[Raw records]

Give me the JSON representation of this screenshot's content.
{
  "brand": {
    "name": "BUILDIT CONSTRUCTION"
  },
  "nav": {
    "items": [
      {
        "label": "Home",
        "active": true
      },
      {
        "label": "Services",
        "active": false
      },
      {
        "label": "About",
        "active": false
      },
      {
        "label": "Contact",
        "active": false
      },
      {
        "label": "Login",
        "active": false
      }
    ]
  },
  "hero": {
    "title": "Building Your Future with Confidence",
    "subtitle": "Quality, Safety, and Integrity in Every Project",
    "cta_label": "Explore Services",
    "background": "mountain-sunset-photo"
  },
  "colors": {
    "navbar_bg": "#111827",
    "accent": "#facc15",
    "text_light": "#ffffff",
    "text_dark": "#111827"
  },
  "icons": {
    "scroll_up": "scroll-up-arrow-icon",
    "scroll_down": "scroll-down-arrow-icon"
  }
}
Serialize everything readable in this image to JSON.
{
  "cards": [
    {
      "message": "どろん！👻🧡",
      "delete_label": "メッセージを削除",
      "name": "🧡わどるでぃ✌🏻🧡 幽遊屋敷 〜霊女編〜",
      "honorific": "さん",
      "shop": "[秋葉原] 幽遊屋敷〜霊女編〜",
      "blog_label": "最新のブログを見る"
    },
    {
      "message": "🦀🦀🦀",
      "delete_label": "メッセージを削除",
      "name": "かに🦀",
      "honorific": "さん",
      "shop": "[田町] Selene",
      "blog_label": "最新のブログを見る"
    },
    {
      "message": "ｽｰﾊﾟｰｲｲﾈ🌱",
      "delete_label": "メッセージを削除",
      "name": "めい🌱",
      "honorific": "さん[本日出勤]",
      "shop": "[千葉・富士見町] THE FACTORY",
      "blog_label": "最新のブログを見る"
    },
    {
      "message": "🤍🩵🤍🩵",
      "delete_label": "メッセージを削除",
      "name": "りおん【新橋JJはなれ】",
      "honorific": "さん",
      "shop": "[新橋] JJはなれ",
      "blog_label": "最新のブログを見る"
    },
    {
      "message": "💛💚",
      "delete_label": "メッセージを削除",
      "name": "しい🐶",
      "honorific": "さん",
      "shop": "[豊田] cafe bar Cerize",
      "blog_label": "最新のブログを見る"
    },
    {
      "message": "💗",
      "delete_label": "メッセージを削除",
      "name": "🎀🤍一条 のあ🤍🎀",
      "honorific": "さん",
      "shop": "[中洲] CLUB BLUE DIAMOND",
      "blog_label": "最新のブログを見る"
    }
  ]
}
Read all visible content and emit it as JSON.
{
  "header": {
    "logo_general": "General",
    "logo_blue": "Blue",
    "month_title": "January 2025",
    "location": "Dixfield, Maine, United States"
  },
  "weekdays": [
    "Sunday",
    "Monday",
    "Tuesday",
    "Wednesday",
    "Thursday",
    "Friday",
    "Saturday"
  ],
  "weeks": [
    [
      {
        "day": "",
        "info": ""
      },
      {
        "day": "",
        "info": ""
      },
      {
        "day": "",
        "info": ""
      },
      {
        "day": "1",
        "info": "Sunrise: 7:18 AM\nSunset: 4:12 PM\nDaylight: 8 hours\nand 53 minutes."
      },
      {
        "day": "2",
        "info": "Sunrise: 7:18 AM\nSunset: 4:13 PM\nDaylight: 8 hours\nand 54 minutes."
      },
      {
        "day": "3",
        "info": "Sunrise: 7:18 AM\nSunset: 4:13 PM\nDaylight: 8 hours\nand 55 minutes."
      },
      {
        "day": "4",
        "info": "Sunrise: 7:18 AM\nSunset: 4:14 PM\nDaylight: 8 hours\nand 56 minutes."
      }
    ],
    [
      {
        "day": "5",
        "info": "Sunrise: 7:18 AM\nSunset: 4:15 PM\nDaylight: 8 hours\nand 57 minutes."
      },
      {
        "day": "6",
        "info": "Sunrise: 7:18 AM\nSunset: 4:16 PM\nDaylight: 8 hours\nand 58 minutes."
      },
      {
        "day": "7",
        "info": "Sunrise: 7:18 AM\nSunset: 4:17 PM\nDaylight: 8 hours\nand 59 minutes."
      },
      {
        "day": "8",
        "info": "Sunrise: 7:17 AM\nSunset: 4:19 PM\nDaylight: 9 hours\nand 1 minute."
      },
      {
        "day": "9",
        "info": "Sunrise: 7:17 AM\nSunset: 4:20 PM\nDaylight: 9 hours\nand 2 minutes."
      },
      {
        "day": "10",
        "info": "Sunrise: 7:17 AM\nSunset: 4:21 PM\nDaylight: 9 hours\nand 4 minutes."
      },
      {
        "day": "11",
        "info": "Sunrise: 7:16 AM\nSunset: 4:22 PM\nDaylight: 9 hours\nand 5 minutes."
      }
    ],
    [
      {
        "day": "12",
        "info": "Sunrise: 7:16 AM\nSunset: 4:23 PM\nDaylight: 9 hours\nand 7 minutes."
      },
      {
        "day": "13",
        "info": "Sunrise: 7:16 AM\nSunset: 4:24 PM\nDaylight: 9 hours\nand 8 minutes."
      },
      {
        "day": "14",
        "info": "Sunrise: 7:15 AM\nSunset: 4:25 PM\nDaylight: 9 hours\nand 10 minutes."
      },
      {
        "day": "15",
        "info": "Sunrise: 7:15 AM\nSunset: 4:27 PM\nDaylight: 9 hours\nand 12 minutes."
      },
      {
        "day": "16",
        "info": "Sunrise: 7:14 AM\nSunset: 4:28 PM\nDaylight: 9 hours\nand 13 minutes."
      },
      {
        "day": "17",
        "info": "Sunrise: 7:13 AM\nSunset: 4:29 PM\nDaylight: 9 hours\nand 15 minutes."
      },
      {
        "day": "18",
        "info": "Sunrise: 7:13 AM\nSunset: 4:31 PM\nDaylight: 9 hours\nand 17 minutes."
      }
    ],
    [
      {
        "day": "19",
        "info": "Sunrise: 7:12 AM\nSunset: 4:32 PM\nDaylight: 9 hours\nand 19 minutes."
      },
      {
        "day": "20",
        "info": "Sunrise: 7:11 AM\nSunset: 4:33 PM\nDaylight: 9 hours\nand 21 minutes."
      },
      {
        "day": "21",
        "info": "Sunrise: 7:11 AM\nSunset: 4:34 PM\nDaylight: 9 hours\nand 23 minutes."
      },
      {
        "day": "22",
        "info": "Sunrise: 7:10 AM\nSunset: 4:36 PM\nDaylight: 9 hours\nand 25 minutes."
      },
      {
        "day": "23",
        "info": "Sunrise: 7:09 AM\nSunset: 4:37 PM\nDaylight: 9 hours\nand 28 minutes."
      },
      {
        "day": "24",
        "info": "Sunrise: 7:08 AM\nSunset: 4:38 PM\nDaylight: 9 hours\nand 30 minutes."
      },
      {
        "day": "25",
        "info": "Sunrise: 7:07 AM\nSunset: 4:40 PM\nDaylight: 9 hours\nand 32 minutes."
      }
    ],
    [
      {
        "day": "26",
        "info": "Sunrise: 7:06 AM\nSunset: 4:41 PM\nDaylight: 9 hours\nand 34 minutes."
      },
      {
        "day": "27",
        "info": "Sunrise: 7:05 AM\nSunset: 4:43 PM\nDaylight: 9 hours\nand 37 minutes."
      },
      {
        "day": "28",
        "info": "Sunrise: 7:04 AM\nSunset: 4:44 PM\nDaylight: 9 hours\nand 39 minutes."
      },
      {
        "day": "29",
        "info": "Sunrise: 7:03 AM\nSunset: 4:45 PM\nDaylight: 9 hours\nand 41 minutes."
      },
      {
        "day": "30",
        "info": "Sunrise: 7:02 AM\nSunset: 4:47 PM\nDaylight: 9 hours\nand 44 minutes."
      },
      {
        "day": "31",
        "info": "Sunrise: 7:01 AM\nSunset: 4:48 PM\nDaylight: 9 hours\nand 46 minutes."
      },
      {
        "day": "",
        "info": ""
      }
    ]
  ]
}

YOUR TASK: Retype all of the material above with every character intact.

RESULT FOR THIS TASK:
Give me the JSON representation of this screenshot's content.
{
  "brand": {
    "name": "BUILDIT CONSTRUCTION"
  },
  "nav": {
    "items": [
      {
        "label": "Home",
        "active": true
      },
      {
        "label": "Services",
        "active": false
      },
      {
        "label": "About",
        "active": false
      },
      {
        "label": "Contact",
        "active": false
      },
      {
        "label": "Login",
        "active": false
      }
    ]
  },
  "hero": {
    "title": "Building Your Future with Confidence",
    "subtitle": "Quality, Safety, and Integrity in Every Project",
    "cta_label": "Explore Services",
    "background": "mountain-sunset-photo"
  },
  "colors": {
    "navbar_bg": "#111827",
    "accent": "#facc15",
    "text_light": "#ffffff",
    "text_dark": "#111827"
  },
  "icons": {
    "scroll_up": "scroll-up-arrow-icon",
    "scroll_down": "scroll-down-arrow-icon"
  }
}
Serialize everything readable in this image to JSON.
{
  "cards": [
    {
      "message": "どろん！👻🧡",
      "delete_label": "メッセージを削除",
      "name": "🧡わどるでぃ✌🏻🧡 幽遊屋敷 〜霊女編〜",
      "honorific": "さん",
      "shop": "[秋葉原] 幽遊屋敷〜霊女編〜",
      "blog_label": "最新のブログを見る"
    },
    {
      "message": "🦀🦀🦀",
      "delete_label": "メッセージを削除",
      "name": "かに🦀",
      "honorific": "さん",
      "shop": "[田町] Selene",
      "blog_label": "最新のブログを見る"
    },
    {
      "message": "ｽｰﾊﾟｰｲｲﾈ🌱",
      "delete_label": "メッセージを削除",
      "name": "めい🌱",
      "honorific": "さん[本日出勤]",
      "shop": "[千葉・富士見町] THE FACTORY",
      "blog_label": "最新のブログを見る"
    },
    {
      "message": "🤍🩵🤍🩵",
      "delete_label": "メッセージを削除",
      "name": "りおん【新橋JJはなれ】",
      "honorific": "さん",
      "shop": "[新橋] JJはなれ",
      "blog_label": "最新のブログを見る"
    },
    {
      "message": "💛💚",
      "delete_label": "メッセージを削除",
      "name": "しい🐶",
      "honorific": "さん",
      "shop": "[豊田] cafe bar Cerize",
      "blog_label": "最新のブログを見る"
    },
    {
      "message": "💗",
      "delete_label": "メッセージを削除",
      "name": "🎀🤍一条 のあ🤍🎀",
      "honorific": "さん",
      "shop": "[中洲] CLUB BLUE DIAMOND",
      "blog_label": "最新のブログを見る"
    }
  ]
}
Read all visible content and emit it as JSON.
{
  "header": {
    "logo_general": "General",
    "logo_blue": "Blue",
    "month_title": "January 2025",
    "location": "Dixfield, Maine, United States"
  },
  "weekdays": [
    "Sunday",
    "Monday",
    "Tuesday",
    "Wednesday",
    "Thursday",
    "Friday",
    "Saturday"
  ],
  "weeks": [
    [
      {
        "day": "",
        "info": ""
      },
      {
        "day": "",
        "info": ""
      },
      {
        "day": "",
        "info": ""
      },
      {
        "day": "1",
        "info": "Sunrise: 7:18 AM\nSunset: 4:12 PM\nDaylight: 8 hours\nand 53 minutes."
      },
      {
        "day": "2",
        "info": "Sunrise: 7:18 AM\nSunset: 4:13 PM\nDaylight: 8 hours\nand 54 minutes."
      },
      {
        "day": "3",
        "info": "Sunrise: 7:18 AM\nSunset: 4:13 PM\nDaylight: 8 hours\nand 55 minutes."
      },
      {
        "day": "4",
        "info": "Sunrise: 7:18 AM\nSunset: 4:14 PM\nDaylight: 8 hours\nand 56 minutes."
      }
    ],
    [
      {
        "day": "5",
        "info": "Sunrise: 7:18 AM\nSunset: 4:15 PM\nDaylight: 8 hours\nand 57 minutes."
      },
      {
        "day": "6",
        "info": "Sunrise: 7:18 AM\nSunset: 4:16 PM\nDaylight: 8 hours\nand 58 minutes."
      },
      {
        "day": "7",
        "info": "Sunrise: 7:18 AM\nSunset: 4:17 PM\nDaylight: 8 hours\nand 59 minutes."
      },
      {
        "day": "8",
        "info": "Sunrise: 7:17 AM\nSunset: 4:19 PM\nDaylight: 9 hours\nand 1 minute."
      },
      {
        "day": "9",
        "info": "Sunrise: 7:17 AM\nSunset: 4:20 PM\nDaylight: 9 hours\nand 2 minutes."
      },
      {
        "day": "10",
        "info": "Sunrise: 7:17 AM\nSunset: 4:21 PM\nDaylight: 9 hours\nand 4 minutes."
      },
      {
        "day": "11",
        "info": "Sunrise: 7:16 AM\nSunset: 4:22 PM\nDaylight: 9 hours\nand 5 minutes."
      }
    ],
    [
      {
        "day": "12",
        "info": "Sunrise: 7:16 AM\nSunset: 4:23 PM\nDaylight: 9 hours\nand 7 minutes."
      },
      {
        "day": "13",
        "info": "Sunrise: 7:16 AM\nSunset: 4:24 PM\nDaylight: 9 hours\nand 8 minutes."
      },
      {
        "day": "14",
        "info": "Sunrise: 7:15 AM\nSunset: 4:25 PM\nDaylight: 9 hours\nand 10 minutes."
      },
      {
        "day": "15",
        "info": "Sunrise: 7:15 AM\nSunset: 4:27 PM\nDaylight: 9 hours\nand 12 minutes."
      },
      {
        "day": "16",
        "info": "Sunrise: 7:14 AM\nSunset: 4:28 PM\nDaylight: 9 hours\nand 13 minutes."
      },
      {
        "day": "17",
        "info": "Sunrise: 7:13 AM\nSunset: 4:29 PM\nDaylight: 9 hours\nand 15 minutes."
      },
      {
        "day": "18",
        "info": "Sunrise: 7:13 AM\nSunset: 4:31 PM\nDaylight: 9 hours\nand 17 minutes."
      }
    ],
    [
      {
        "day": "19",
        "info": "Sunrise: 7:12 AM\nSunset: 4:32 PM\nDaylight: 9 hours\nand 19 minutes."
      },
      {
        "day": "20",
        "info": "Sunrise: 7:11 AM\nSunset: 4:33 PM\nDaylight: 9 hours\nand 21 minutes."
      },
      {
        "day": "21",
        "info": "Sunrise: 7:11 AM\nSunset: 4:34 PM\nDaylight: 9 hours\nand 23 minutes."
      },
      {
        "day": "22",
        "info": "Sunrise: 7:10 AM\nSunset: 4:36 PM\nDaylight: 9 hours\nand 25 minutes."
      },
      {
        "day": "23",
        "info": "Sunrise: 7:09 AM\nSunset: 4:37 PM\nDaylight: 9 hours\nand 28 minutes."
      },
      {
        "day": "24",
        "info": "Sunrise: 7:08 AM\nSunset: 4:38 PM\nDaylight: 9 hours\nand 30 minutes."
      },
      {
        "day": "25",
        "info": "Sunrise: 7:07 AM\nSunset: 4:40 PM\nDaylight: 9 hours\nand 32 minutes."
      }
    ],
    [
      {
        "day": "26",
        "info": "Sunrise: 7:06 AM\nSunset: 4:41 PM\nDaylight: 9 hours\nand 34 minutes."
      },
      {
        "day": "27",
        "info": "Sunrise: 7:05 AM\nSunset: 4:43 PM\nDaylight: 9 hours\nand 37 minutes."
      },
      {
        "day": "28",
        "info": "Sunrise: 7:04 AM\nSunset: 4:44 PM\nDaylight: 9 hours\nand 39 minutes."
      },
      {
        "day": "29",
        "info": "Sunrise: 7:03 AM\nSunset: 4:45 PM\nDaylight: 9 hours\nand 41 minutes."
      },
      {
        "day": "30",
        "info": "Sunrise: 7:02 AM\nSunset: 4:47 PM\nDaylight: 9 hours\nand 44 minutes."
      },
      {
        "day": "31",
        "info": "Sunrise: 7:01 AM\nSunset: 4:48 PM\nDaylight: 9 hours\nand 46 minutes."
      },
      {
        "day": "",
        "info": ""
      }
    ]
  ]
}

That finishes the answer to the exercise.